◆ **ENTRIES**:
=====

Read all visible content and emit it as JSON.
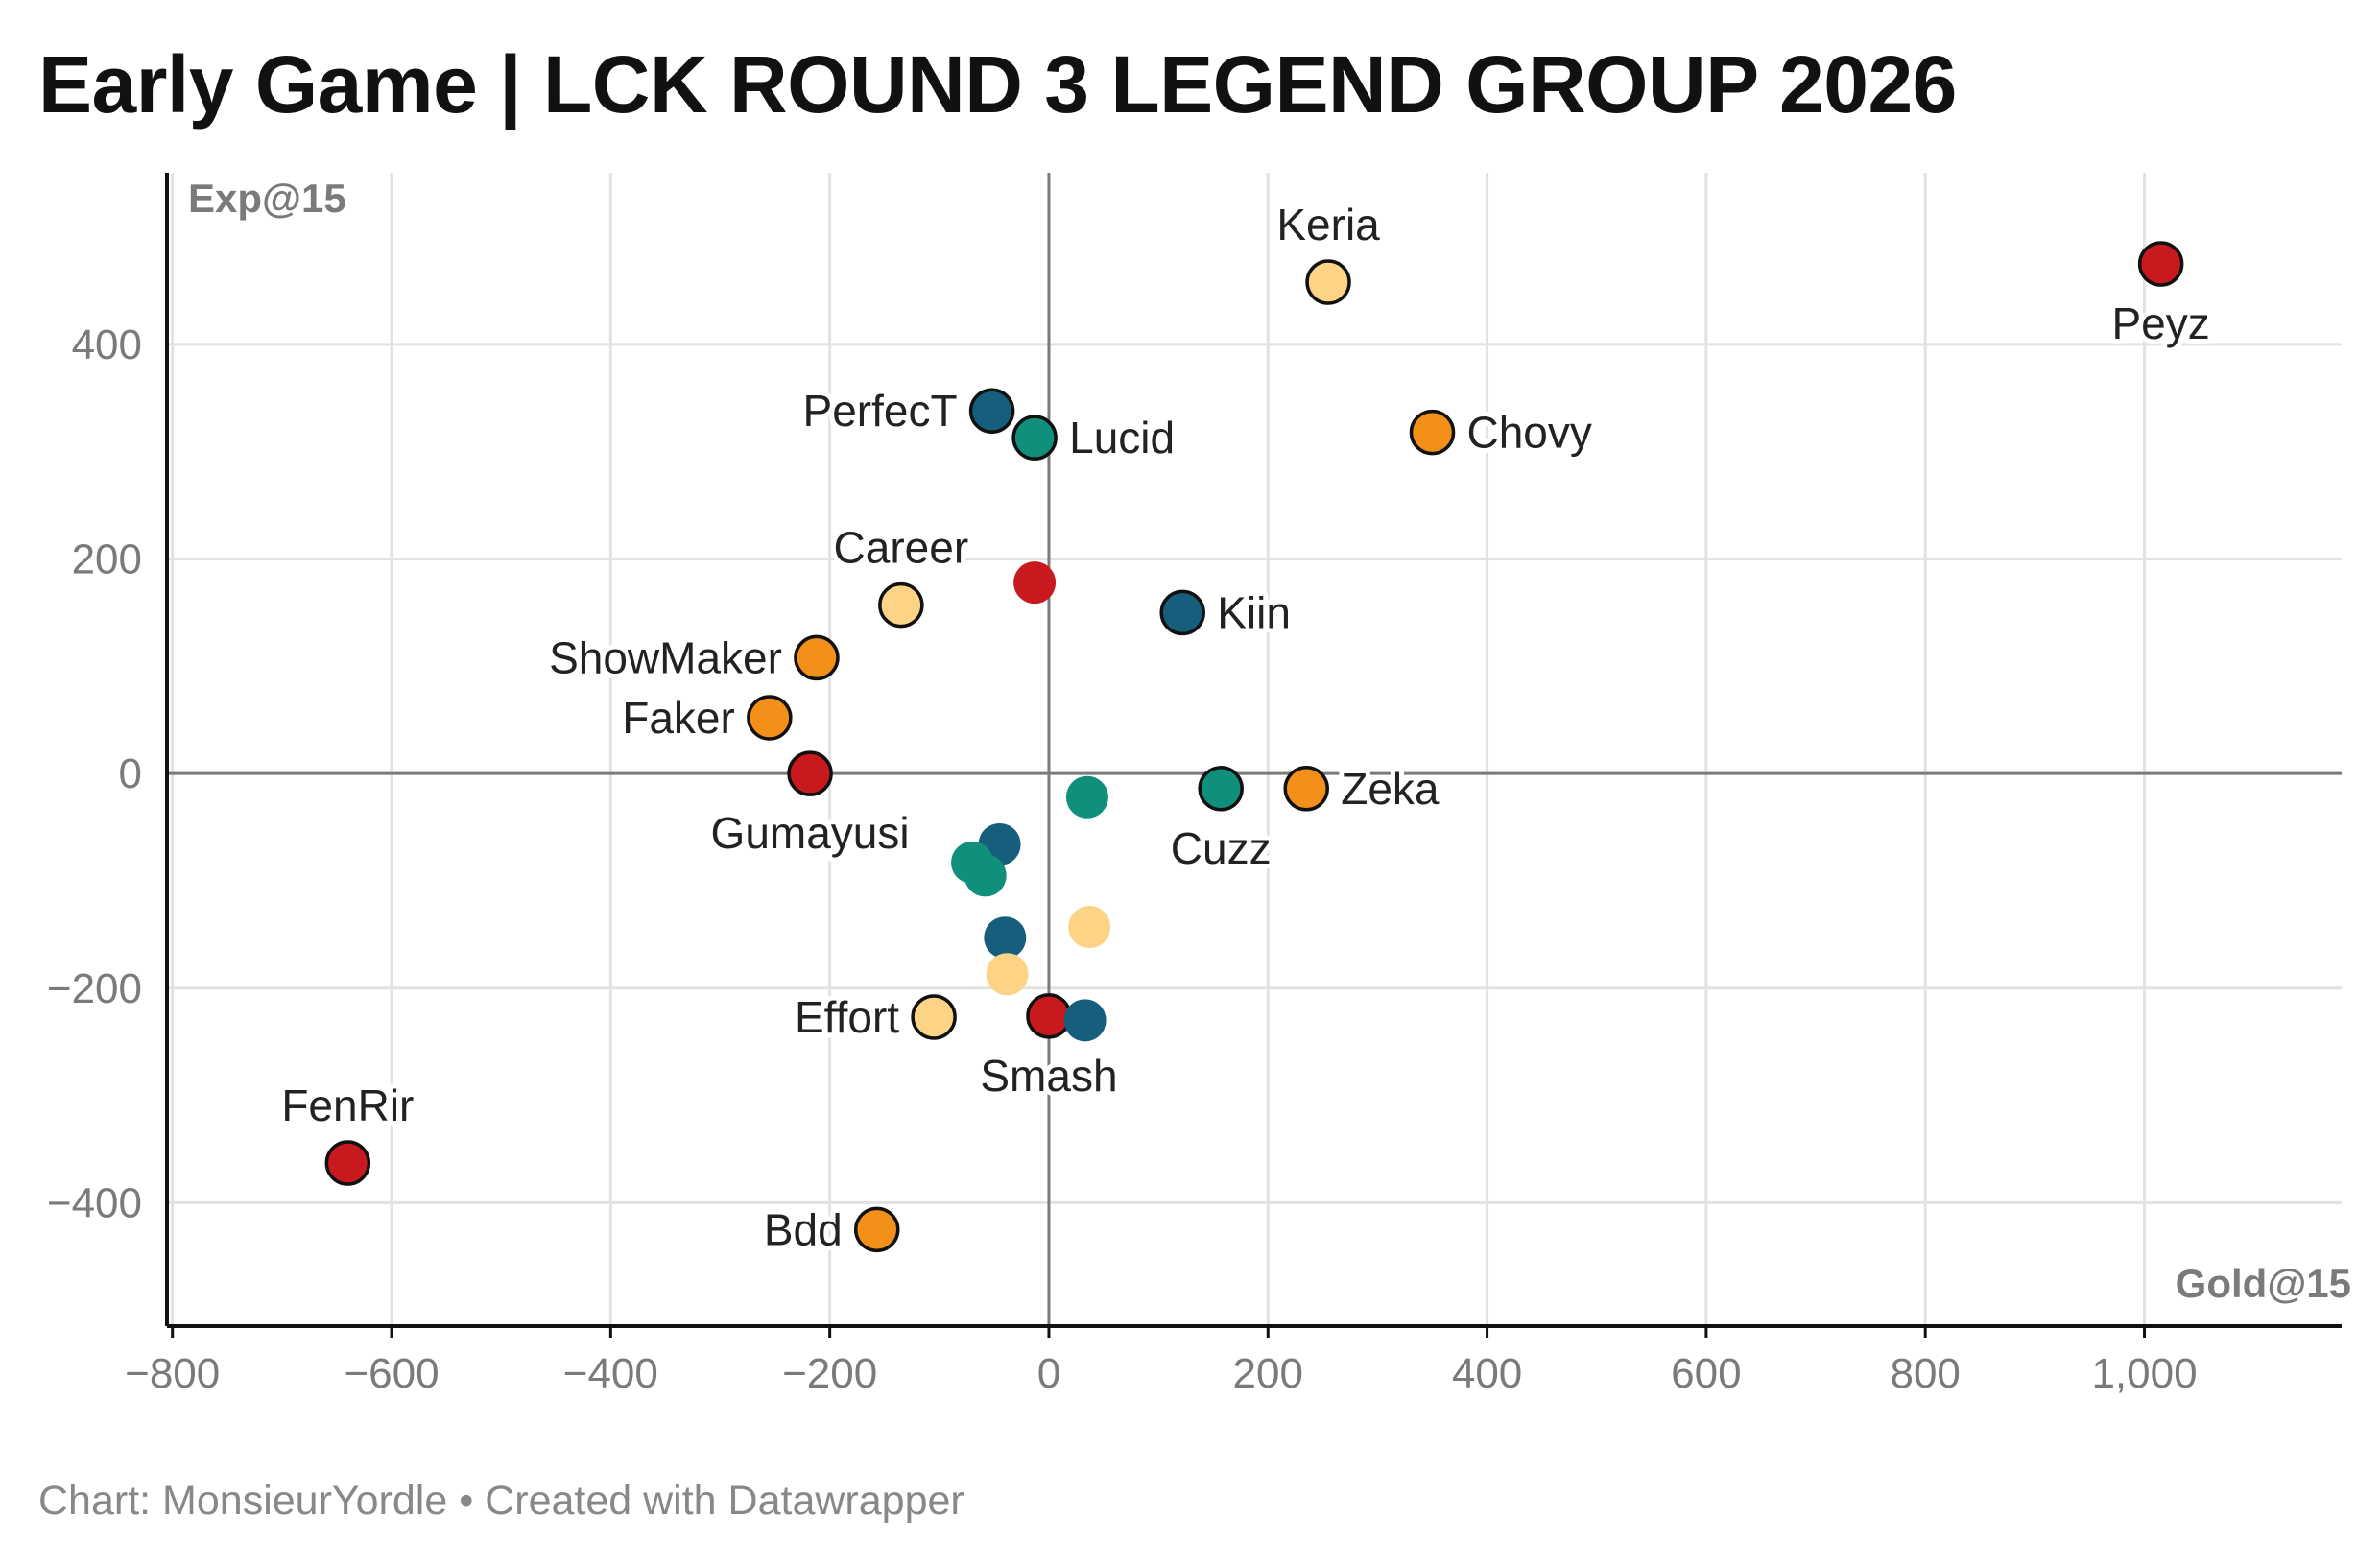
{
  "title": "Early Game | LCK ROUND 3 LEGEND GROUP 2026",
  "footer": {
    "chart_credit": "Chart: MonsieurYordle",
    "separator": " • ",
    "created_with": "Created with Datawrapper"
  },
  "colors": {
    "red": "#c8191e",
    "orange": "#f39019",
    "light_orange": "#fdd386",
    "teal": "#10907a",
    "dark_blue": "#175e7c",
    "grid": "#e2e2e2",
    "zero_line": "#7a7a7a",
    "axis": "#111111",
    "tick_text": "#7a7a7a",
    "label_text": "#222222"
  },
  "chart_data": {
    "type": "scatter",
    "xlabel": "Gold@15",
    "ylabel": "Exp@15",
    "xlim": [
      -805,
      1180
    ],
    "ylim": [
      -515,
      560
    ],
    "x_ticks": [
      {
        "value": -800,
        "label": "−800"
      },
      {
        "value": -600,
        "label": "−600"
      },
      {
        "value": -400,
        "label": "−400"
      },
      {
        "value": -200,
        "label": "−200"
      },
      {
        "value": 0,
        "label": "0"
      },
      {
        "value": 200,
        "label": "200"
      },
      {
        "value": 400,
        "label": "400"
      },
      {
        "value": 600,
        "label": "600"
      },
      {
        "value": 800,
        "label": "800"
      },
      {
        "value": 1000,
        "label": "1,000"
      }
    ],
    "y_ticks": [
      {
        "value": 400,
        "label": "400"
      },
      {
        "value": 200,
        "label": "200"
      },
      {
        "value": 0,
        "label": "0"
      },
      {
        "value": -200,
        "label": "−200"
      },
      {
        "value": -400,
        "label": "−400"
      }
    ],
    "grid": true,
    "legend": "none",
    "points": [
      {
        "label": "Peyz",
        "x": 1015,
        "y": 475,
        "color": "red",
        "label_pos": "below"
      },
      {
        "label": "Keria",
        "x": 255,
        "y": 458,
        "color": "light_orange",
        "label_pos": "above"
      },
      {
        "label": "Chovy",
        "x": 350,
        "y": 318,
        "color": "orange",
        "label_pos": "right"
      },
      {
        "label": "PerfecT",
        "x": -52,
        "y": 338,
        "color": "dark_blue",
        "label_pos": "left"
      },
      {
        "label": "Lucid",
        "x": -13,
        "y": 313,
        "color": "teal",
        "label_pos": "right"
      },
      {
        "label": "Career",
        "x": -135,
        "y": 157,
        "color": "light_orange",
        "label_pos": "above"
      },
      {
        "label": "",
        "x": -13,
        "y": 178,
        "color": "red",
        "label_pos": "none"
      },
      {
        "label": "Kiin",
        "x": 122,
        "y": 150,
        "color": "dark_blue",
        "label_pos": "right"
      },
      {
        "label": "ShowMaker",
        "x": -212,
        "y": 108,
        "color": "orange",
        "label_pos": "left"
      },
      {
        "label": "Faker",
        "x": -255,
        "y": 52,
        "color": "orange",
        "label_pos": "left"
      },
      {
        "label": "Gumayusi",
        "x": -218,
        "y": 0,
        "color": "red",
        "label_pos": "below"
      },
      {
        "label": "Cuzz",
        "x": 157,
        "y": -14,
        "color": "teal",
        "label_pos": "below"
      },
      {
        "label": "Zeka",
        "x": 235,
        "y": -14,
        "color": "orange",
        "label_pos": "right"
      },
      {
        "label": "",
        "x": 35,
        "y": -22,
        "color": "teal",
        "label_pos": "none"
      },
      {
        "label": "",
        "x": -45,
        "y": -66,
        "color": "dark_blue",
        "label_pos": "none"
      },
      {
        "label": "",
        "x": -70,
        "y": -83,
        "color": "teal",
        "label_pos": "none"
      },
      {
        "label": "",
        "x": -58,
        "y": -95,
        "color": "teal",
        "label_pos": "none"
      },
      {
        "label": "",
        "x": 37,
        "y": -143,
        "color": "light_orange",
        "label_pos": "none"
      },
      {
        "label": "",
        "x": -40,
        "y": -153,
        "color": "dark_blue",
        "label_pos": "none"
      },
      {
        "label": "",
        "x": -38,
        "y": -187,
        "color": "light_orange",
        "label_pos": "none"
      },
      {
        "label": "Effort",
        "x": -105,
        "y": -227,
        "color": "light_orange",
        "label_pos": "left"
      },
      {
        "label": "Smash",
        "x": 0,
        "y": -226,
        "color": "red",
        "label_pos": "below"
      },
      {
        "label": "",
        "x": 33,
        "y": -230,
        "color": "dark_blue",
        "label_pos": "none"
      },
      {
        "label": "FenRir",
        "x": -640,
        "y": -363,
        "color": "red",
        "label_pos": "above"
      },
      {
        "label": "Bdd",
        "x": -157,
        "y": -425,
        "color": "orange",
        "label_pos": "left"
      }
    ]
  }
}
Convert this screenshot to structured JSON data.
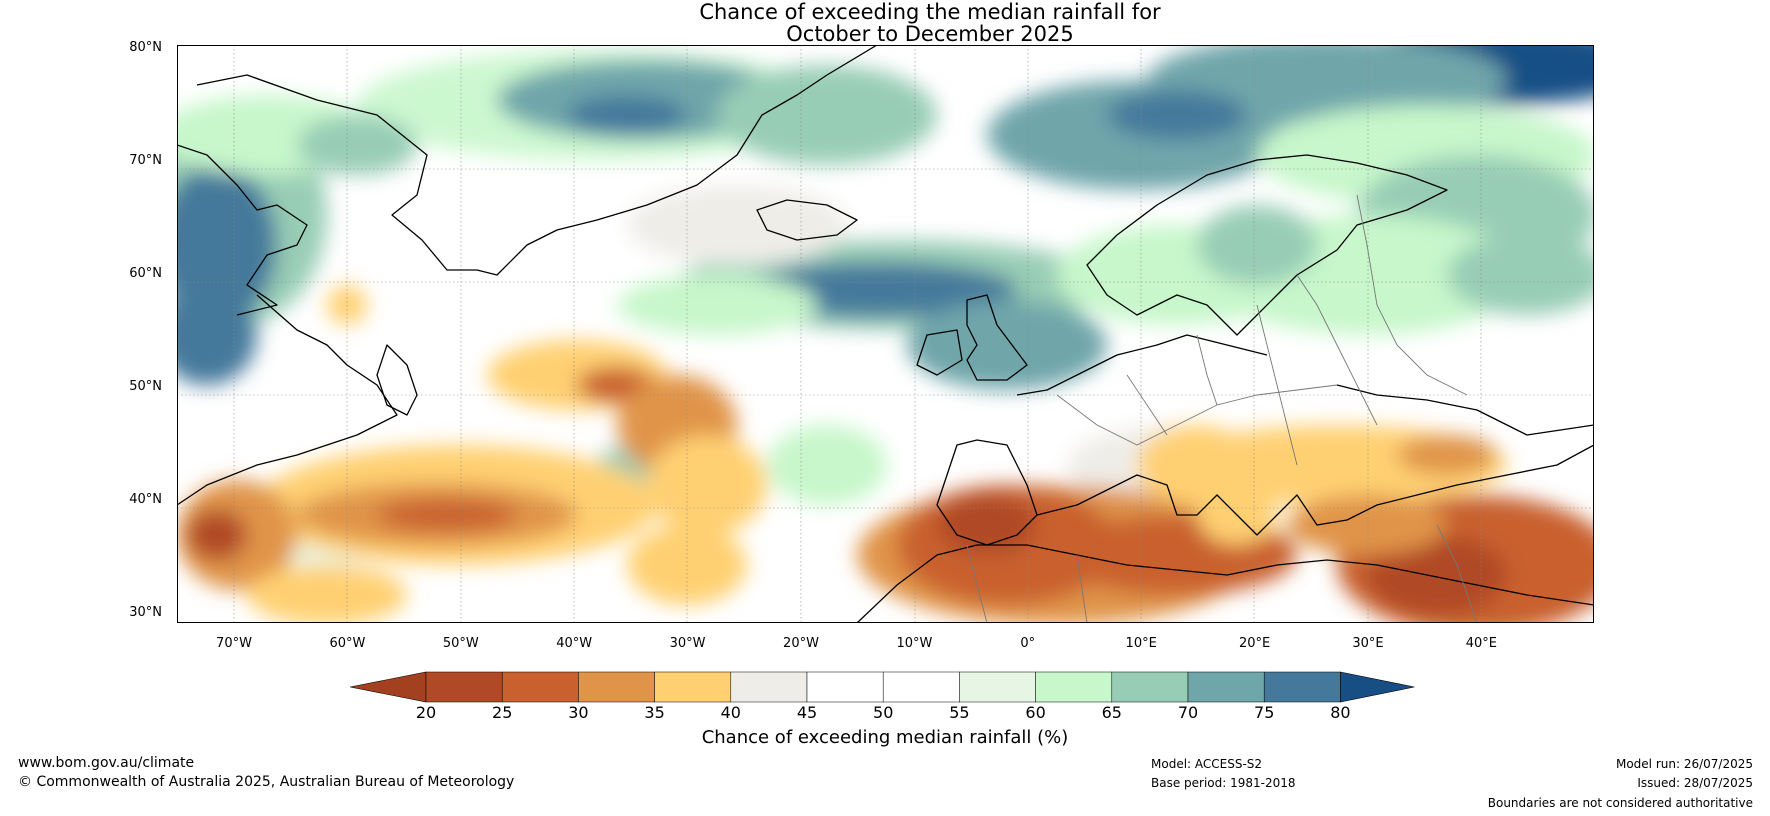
{
  "title": {
    "line1": "Chance of exceeding the median rainfall for",
    "line2": "October to December 2025"
  },
  "map": {
    "lat_labels": [
      "80°N",
      "70°N",
      "60°N",
      "50°N",
      "40°N",
      "30°N"
    ],
    "lon_labels": [
      "70°W",
      "60°W",
      "50°W",
      "40°W",
      "30°W",
      "20°W",
      "10°W",
      "0°",
      "10°E",
      "20°E",
      "30°E",
      "40°E"
    ]
  },
  "colorbar": {
    "ticks": [
      "20",
      "25",
      "30",
      "35",
      "40",
      "45",
      "50",
      "55",
      "60",
      "65",
      "70",
      "75",
      "80"
    ],
    "colors": [
      "#a3401f",
      "#b04a26",
      "#c9612e",
      "#e09448",
      "#ffd072",
      "#efede8",
      "#ffffff",
      "#ffffff",
      "#e7f6e4",
      "#c7f7cb",
      "#98cdb5",
      "#6fa6aa",
      "#45799b",
      "#174f85"
    ],
    "label": "Chance of exceeding median rainfall (%)"
  },
  "footer": {
    "url": "www.bom.gov.au/climate",
    "copyright": "© Commonwealth of Australia 2025, Australian Bureau of Meteorology",
    "model": "Model: ACCESS-S2",
    "base_period": "Base period: 1981-2018",
    "model_run": "Model run: 26/07/2025",
    "issued": "Issued: 28/07/2025",
    "disclaimer": "Boundaries are not considered authoritative"
  }
}
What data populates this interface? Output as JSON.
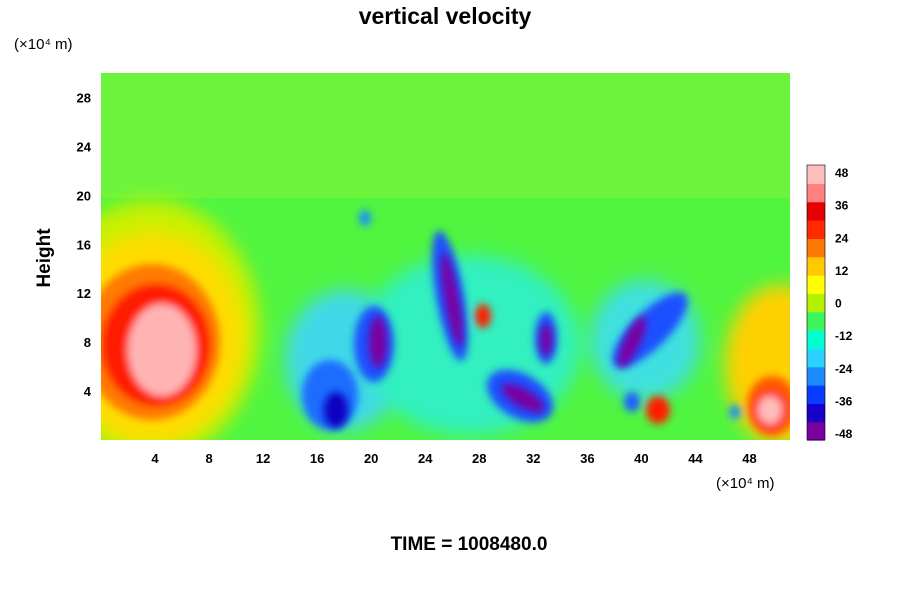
{
  "chart_data": {
    "type": "heatmap",
    "title": "vertical velocity",
    "ylabel": "Height",
    "y_unit": "(×10⁴ m)",
    "x_unit": "(×10⁴ m)",
    "footer": "TIME = 1008480.0",
    "x_ticks": [
      "4",
      "8",
      "12",
      "16",
      "20",
      "24",
      "28",
      "32",
      "36",
      "40",
      "44",
      "48"
    ],
    "y_ticks": [
      "4",
      "8",
      "12",
      "16",
      "20",
      "24",
      "28"
    ],
    "xlim": [
      0,
      51
    ],
    "ylim": [
      0,
      30
    ],
    "colorbar": {
      "ticks": [
        "48",
        "36",
        "24",
        "12",
        "0",
        "-12",
        "-24",
        "-36",
        "-48"
      ],
      "range": [
        -48,
        48
      ],
      "colors": [
        "#7a00a0",
        "#1a00c8",
        "#0a3cff",
        "#1e8cff",
        "#2ad2ff",
        "#00ffcf",
        "#3cf55a",
        "#b4f000",
        "#ffff00",
        "#ffc800",
        "#ff7800",
        "#ff2a00",
        "#e60000",
        "#ff8080",
        "#ffbcbc"
      ]
    },
    "features": [
      {
        "x": 5.5,
        "y": 7.5,
        "value": 48
      },
      {
        "x": 49.8,
        "y": 2.5,
        "value": 48
      },
      {
        "x": 41.5,
        "y": 2.5,
        "value": 40
      },
      {
        "x": 28.5,
        "y": 10,
        "value": 40
      },
      {
        "x": 21,
        "y": 8,
        "value": -48
      },
      {
        "x": 26,
        "y": 12,
        "value": -48
      },
      {
        "x": 31.5,
        "y": 4,
        "value": -48
      },
      {
        "x": 33,
        "y": 8,
        "value": -44
      },
      {
        "x": 39.5,
        "y": 8,
        "value": -44
      },
      {
        "x": 17.5,
        "y": 3,
        "value": -40
      }
    ]
  }
}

=====

◆ **WRITTEN TASK**:
Pick out each line containing the string "Model" and copy it.

◆ **SOLUTION TO THIS EXERCISE**:
    "model": "Model: ACCESS-S2",
    "model_run": "Model run: 26/07/2025",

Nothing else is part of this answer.